Show each line of the data below that has the string "Varování" in it.

- - - - -

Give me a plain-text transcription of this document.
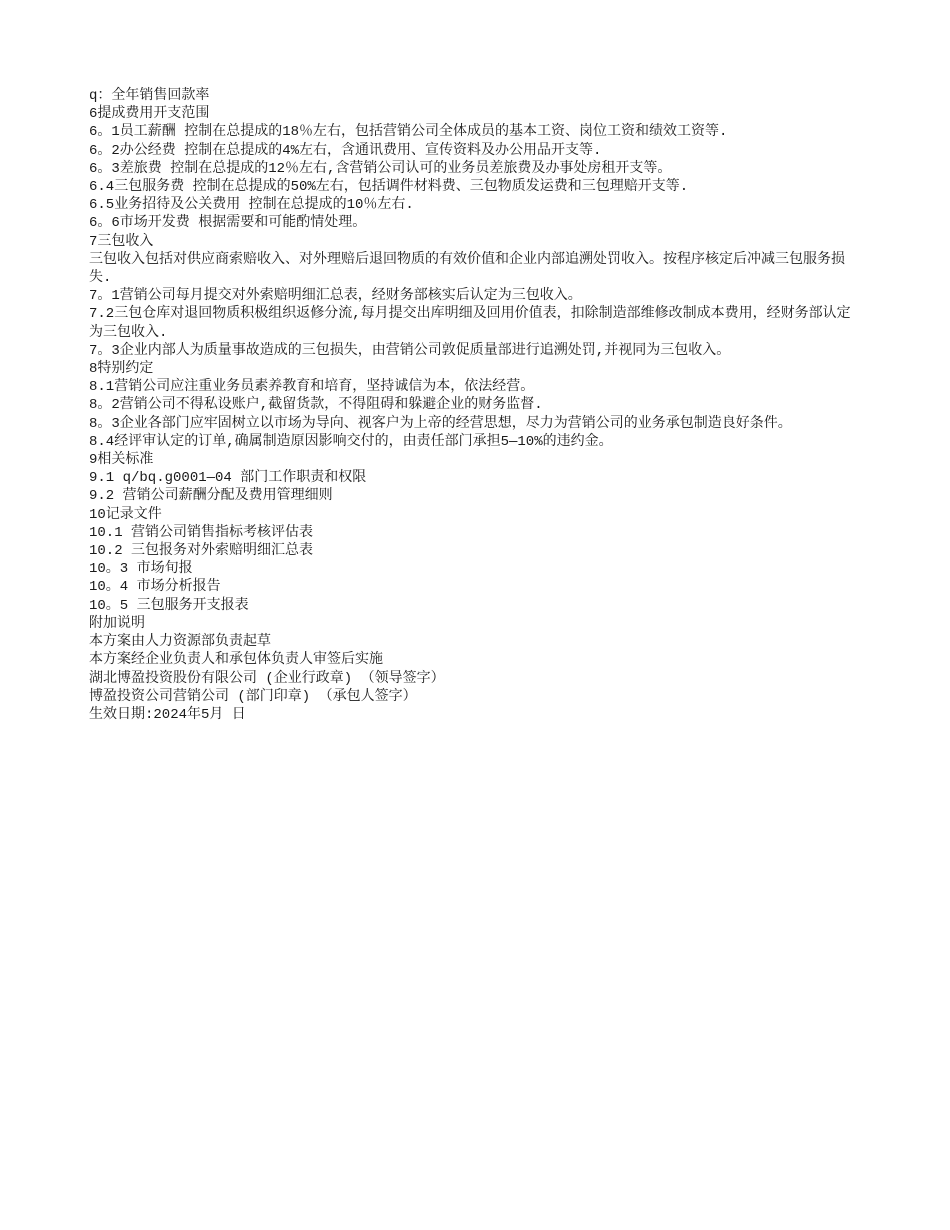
q：全年销售回款率

6提成费用开支范围

6。1员工薪酬 控制在总提成的18％左右，包括营销公司全体成员的基本工资、岗位工资和绩效工资等.

6。2办公经费 控制在总提成的4%左右，含通讯费用、宣传资料及办公用品开支等.

6。3差旅费 控制在总提成的12％左右,含营销公司认可的业务员差旅费及办事处房租开支等。

6.4三包服务费 控制在总提成的50%左右，包括调件材料费、三包物质发运费和三包理赔开支等.

6.5业务招待及公关费用 控制在总提成的10％左右.

6。6市场开发费 根据需要和可能酌情处理。

7三包收入

三包收入包括对供应商索赔收入、对外理赔后退回物质的有效价值和企业内部追溯处罚收入。按程序核定后冲减三包服务损失.

7。1营销公司每月提交对外索赔明细汇总表，经财务部核实后认定为三包收入。

7.2三包仓库对退回物质积极组织返修分流,每月提交出库明细及回用价值表，扣除制造部维修改制成本费用，经财务部认定为三包收入.

7。3企业内部人为质量事故造成的三包损失，由营销公司敦促质量部进行追溯处罚,并视同为三包收入。

8特别约定

8.1营销公司应注重业务员素养教育和培育，坚持诚信为本，依法经营。

8。2营销公司不得私设账户,截留货款，不得阻碍和躲避企业的财务监督.

8。3企业各部门应牢固树立以市场为导向、视客户为上帝的经营思想，尽力为营销公司的业务承包制造良好条件。

8.4经评审认定的订单,确属制造原因影响交付的，由责任部门承担5—10%的违约金。

9相关标准

9.1 q/bq.g0001—04 部门工作职责和权限

9.2 营销公司薪酬分配及费用管理细则

10记录文件

10.1 营销公司销售指标考核评估表

10.2 三包报务对外索赔明细汇总表

10。3 市场旬报

10。4 市场分析报告

10。5 三包服务开支报表

附加说明

本方案由人力资源部负责起草

本方案经企业负责人和承包体负责人审签后实施

湖北博盈投资股份有限公司 (企业行政章) （领导签字）

博盈投资公司营销公司 (部门印章) （承包人签字）

生效日期:2024年5月 日
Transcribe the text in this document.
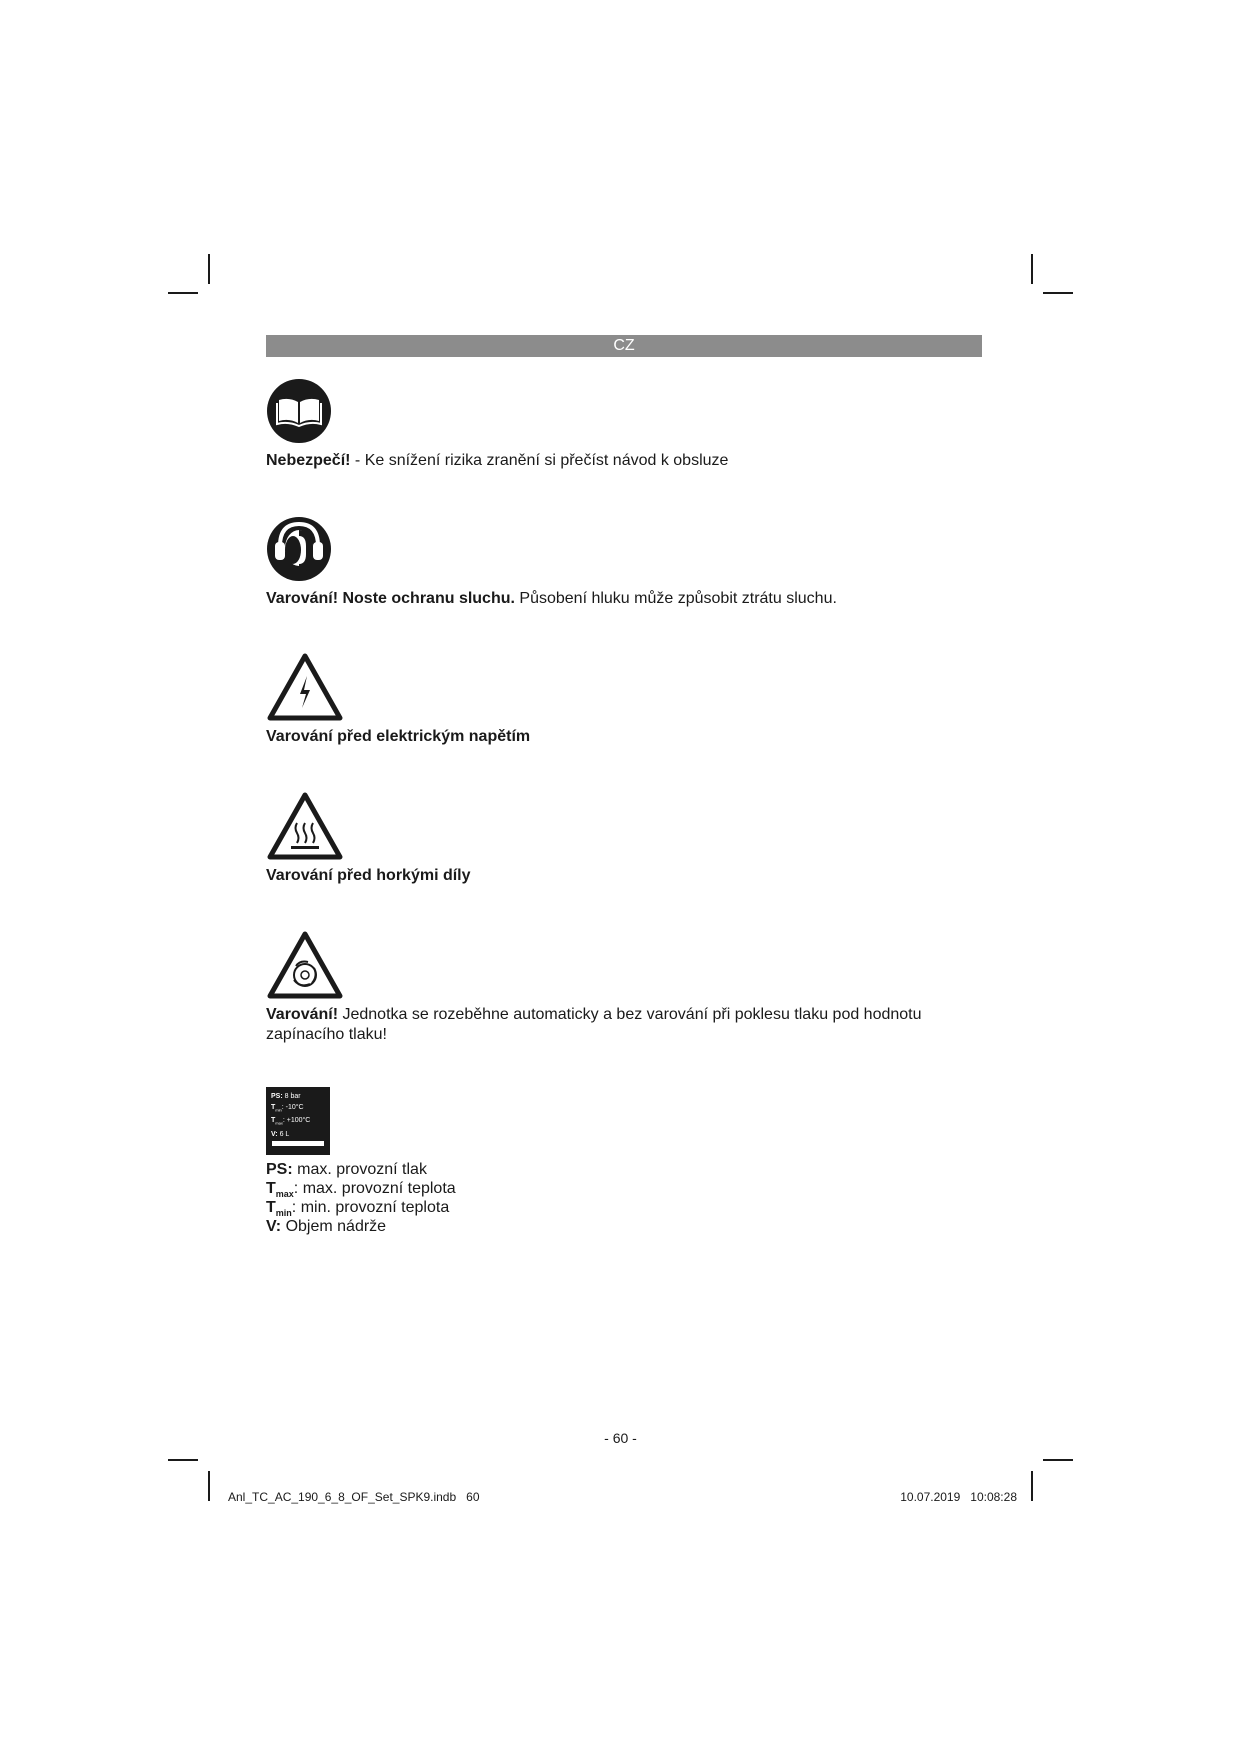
CZ
Nebezpečí! - Ke snížení rizika zranění si přečíst návod k obsluze
Varování! Noste ochranu sluchu. Působení hluku může způsobit ztrátu sluchu.
Varování před elektrickým napětím
Varování před horkými díly
Varování! Jednotka se rozeběhne automaticky a bez varování při poklesu tlaku pod hodnotu zapínacího tlaku!
PS: 8 bar
$T_{min}$: -10°C
$T_{max}$: +100°C
V: 6 L
PS: max. provozní tlak
$T_{max}$: max. provozní teplota
$T_{min}$: min. provozní teplota
V: Objem nádrže
- 60 -
Anl_TC_AC_190_6_8_OF_Set_SPK9.indb   60	10.07.2019   10:08:28
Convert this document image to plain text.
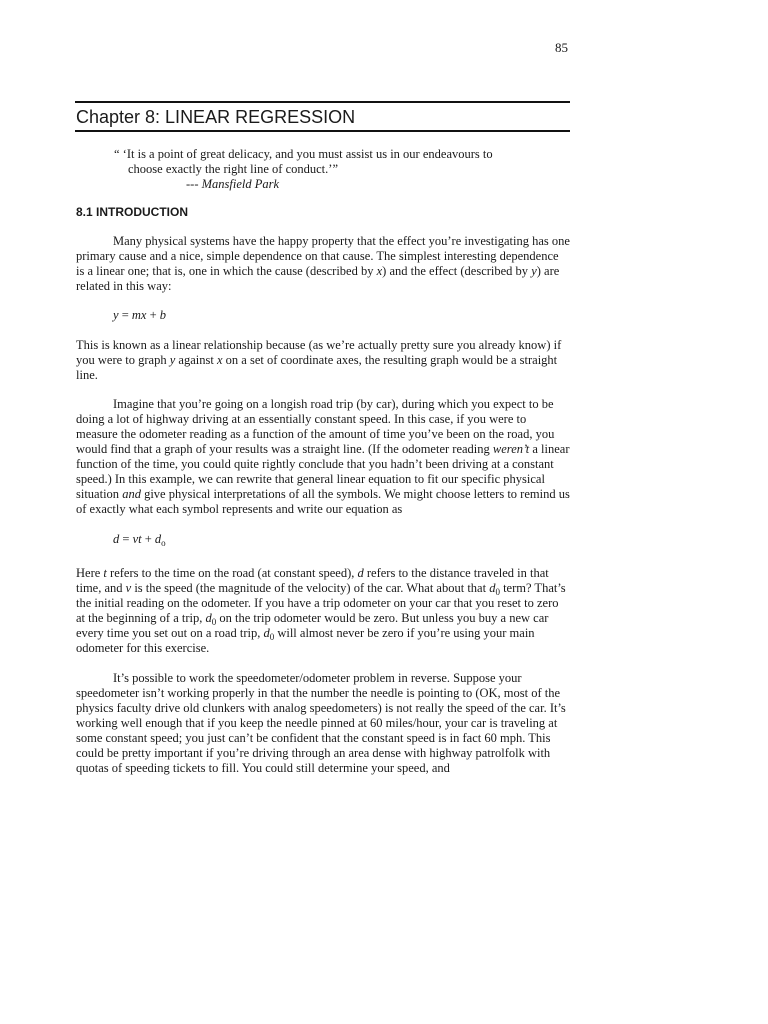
85
Chapter 8: LINEAR REGRESSION
“ ‘It is a point of great delicacy, and you must assist us in our endeavours to
choose exactly the right line of conduct.’”
--- Mansfield Park
8.1 INTRODUCTION

Many physical systems have the happy property that the effect you’re investigating has one primary cause and a nice, simple dependence on that cause. The simplest interesting dependence is a linear one; that is, one in which the cause (described by x) and the effect (described by y) are related in this way:

y = mx + b

This is known as a linear relationship because (as we’re actually pretty sure you already know) if you were to graph y against x on a set of coordinate axes, the resulting graph would be a straight line.

Imagine that you’re going on a longish road trip (by car), during which you expect to be doing a lot of highway driving at an essentially constant speed. In this case, if you were to measure the odometer reading as a function of the amount of time you’ve been on the road, you would find that a graph of your results was a straight line. (If the odometer reading weren’t a linear function of the time, you could quite rightly conclude that you hadn’t been driving at a constant speed.) In this example, we can rewrite that general linear equation to fit our specific physical situation and give physical interpretations of all the symbols. We might choose letters to remind us of exactly what each symbol represents and write our equation as

d = vt + $d_o$

Here t refers to the time on the road (at constant speed), d refers to the distance traveled in that time, and v is the speed (the magnitude of the velocity) of the car. What about that $d_0$ term? That’s the initial reading on the odometer. If you have a trip odometer on your car that you reset to zero at the beginning of a trip, $d_0$ on the trip odometer would be zero. But unless you buy a new car every time you set out on a road trip, $d_0$ will almost never be zero if you’re using your main odometer for this exercise.

It’s possible to work the speedometer/odometer problem in reverse. Suppose your speedometer isn’t working properly in that the number the needle is pointing to (OK, most of the physics faculty drive old clunkers with analog speedometers) is not really the speed of the car. It’s working well enough that if you keep the needle pinned at 60 miles/hour, your car is traveling at some constant speed; you just can’t be confident that the constant speed is in fact 60 mph. This could be pretty important if you’re driving through an area dense with highway patrolfolk with quotas of speeding tickets to fill. You could still determine your speed, and
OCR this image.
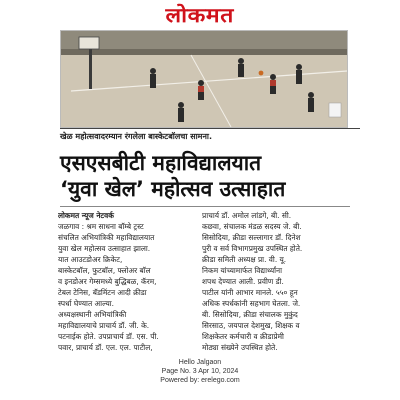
लोकमत
खेळ महोत्सवादरम्यान रंगलेला बास्केटबॉलचा सामना.
एसएसबीटी महाविद्यालयात
‘युवा खेल’ महोत्सव उत्साहात

लोकमत न्यूज नेटवर्क

जळगाव : श्रम साधना बॉम्बे ट्रस्ट

संचलित अभियांत्रिकी महाविद्यालयात

युवा खेल महोत्सव उत्साहात झाला.

यात आउटडोअर क्रिकेट,

बास्केटबॉल, फुटबॉल, फ्लोअर बॉल

व इनडोअर गेम्समध्ये बुद्धिबळ, कॅरम,

टेबल टेनिस, बॅडमिंटन आदी क्रीडा

स्पर्धा घेण्यात आल्या.

अध्यक्षस्थानी अभियांत्रिकी

महाविद्यालयाचे प्राचार्य डॉ. जी. के.

पटनाईक होते. उपप्राचार्य डॉ. एस. पी.

पवार, प्राचार्य डॉ. एल. एल. पाटील,

प्राचार्य डॉ. अमोल लांडगे, बी. सी.

कछवा, संचालक मंडळ सदस्य जे. बी.

सिसोदिया, क्रीडा सल्लागार डॉ. दिनेश

पुरी व सर्व विभागप्रमुख उपस्थित होते.

क्रीडा समिती अध्यक्ष प्रा. वी. यू.

निकम यांच्यामार्फत विद्यार्थ्यांना

शपथ देण्यात आली. प्रवीण डी.

पाटील यांनी आभार मानले. ५५० हून

अधिक स्पर्धकांनी सहभाग घेतला. जे.

बी. सिसोदिया, क्रीडा संचालक मुकुंद

सिरसाठ, जयपाल देशमुख, शिक्षक व

शिक्षकेतर कर्मचारी व क्रीडाप्रेमी

मोठ्या संख्येने उपस्थित होते.

Hello Jalgaon
Page No. 3 Apr 10, 2024
Powered by: erelego.com
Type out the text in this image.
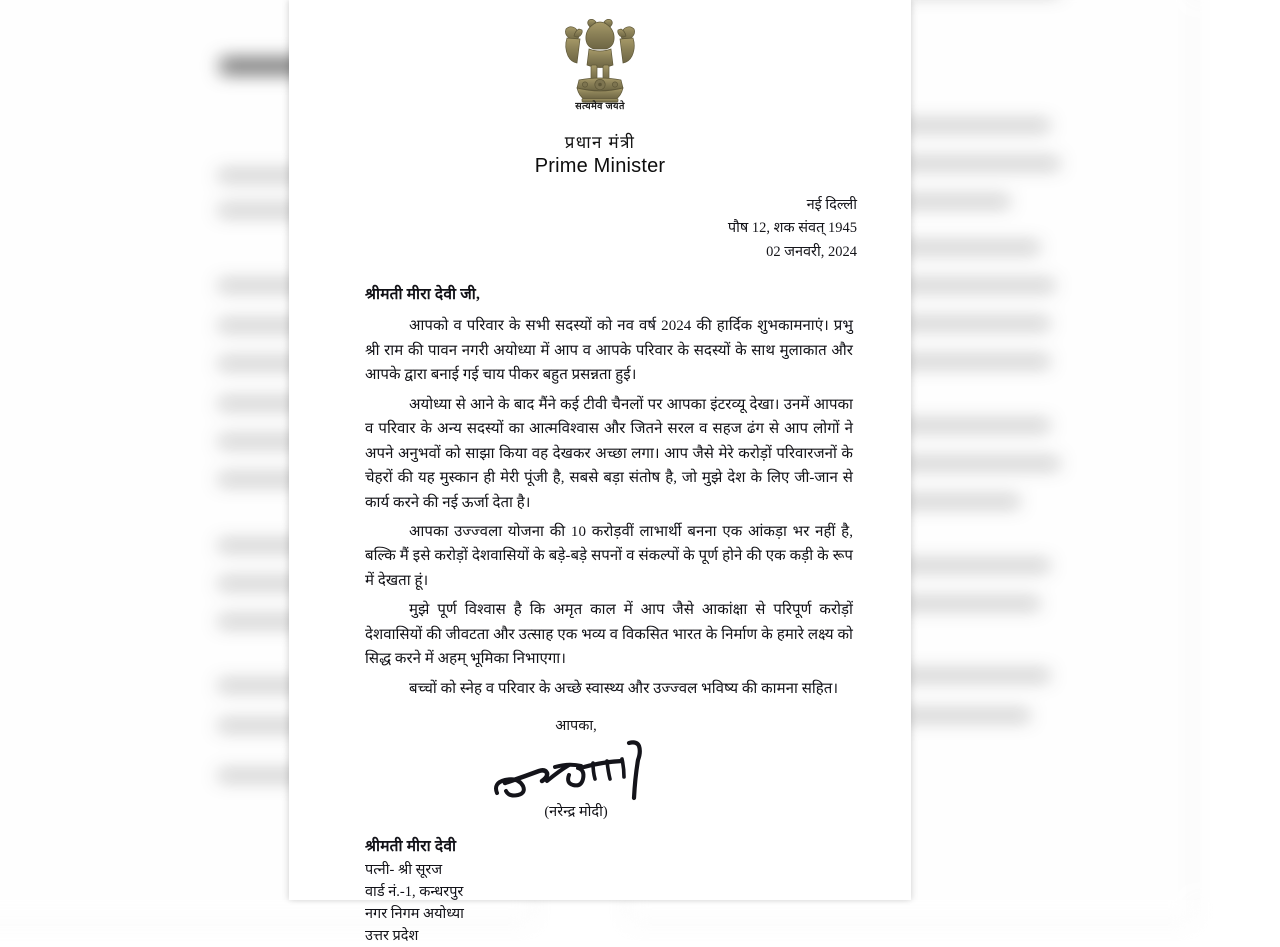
सत्यमेव जयते
प्रधान मंत्री
Prime Minister
नई दिल्ली
पौष 12, शक संवत् 1945
02 जनवरी, 2024
श्रीमती मीरा देवी जी,

आपको व परिवार के सभी सदस्यों को नव वर्ष 2024 की हार्दिक शुभकामनाएं। प्रभु श्री राम की पावन नगरी अयोध्या में आप व आपके परिवार के सदस्यों के साथ मुलाकात और आपके द्वारा बनाई गई चाय पीकर बहुत प्रसन्नता हुई।

अयोध्या से आने के बाद मैंने कई टीवी चैनलों पर आपका इंटरव्यू देखा। उनमें आपका व परिवार के अन्य सदस्यों का आत्मविश्वास और जितने सरल व सहज ढंग से आप लोगों ने अपने अनुभवों को साझा किया वह देखकर अच्छा लगा। आप जैसे मेरे करोड़ों परिवारजनों के चेहरों की यह मुस्कान ही मेरी पूंजी है, सबसे बड़ा संतोष है, जो मुझे देश के लिए जी-जान से कार्य करने की नई ऊर्जा देता है।

आपका उज्ज्वला योजना की 10 करोड़वीं लाभार्थी बनना एक आंकड़ा भर नहीं है, बल्कि मैं इसे करोड़ों देशवासियों के बड़े-बड़े सपनों व संकल्पों के पूर्ण होने की एक कड़ी के रूप में देखता हूं।

मुझे पूर्ण विश्वास है कि अमृत काल में आप जैसे आकांक्षा से परिपूर्ण करोड़ों देशवासियों की जीवटता और उत्साह एक भव्य व विकसित भारत के निर्माण के हमारे लक्ष्य को सिद्ध करने में अहम् भूमिका निभाएगा।

बच्चों को स्नेह व परिवार के अच्छे स्वास्थ्य और उज्ज्वल भविष्य की कामना सहित।

आपका,
(नरेन्द्र मोदी)
श्रीमती मीरा देवी
पत्नी- श्री सूरज
वार्ड नं.-1, कन्धरपुर
नगर निगम अयोध्या
उत्तर प्रदेश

- - - - -

» TASK SOLUTION
Varování! Noste ochranu sluchu. Působení hluku může způsobit ztrátu sluchu.
Varování před elektrickým napětím
Varování před horkými díly
Varování! Jednotka se rozeběhne automaticky a bez varování při poklesu tlaku pod hodnotu zapínacího tlaku!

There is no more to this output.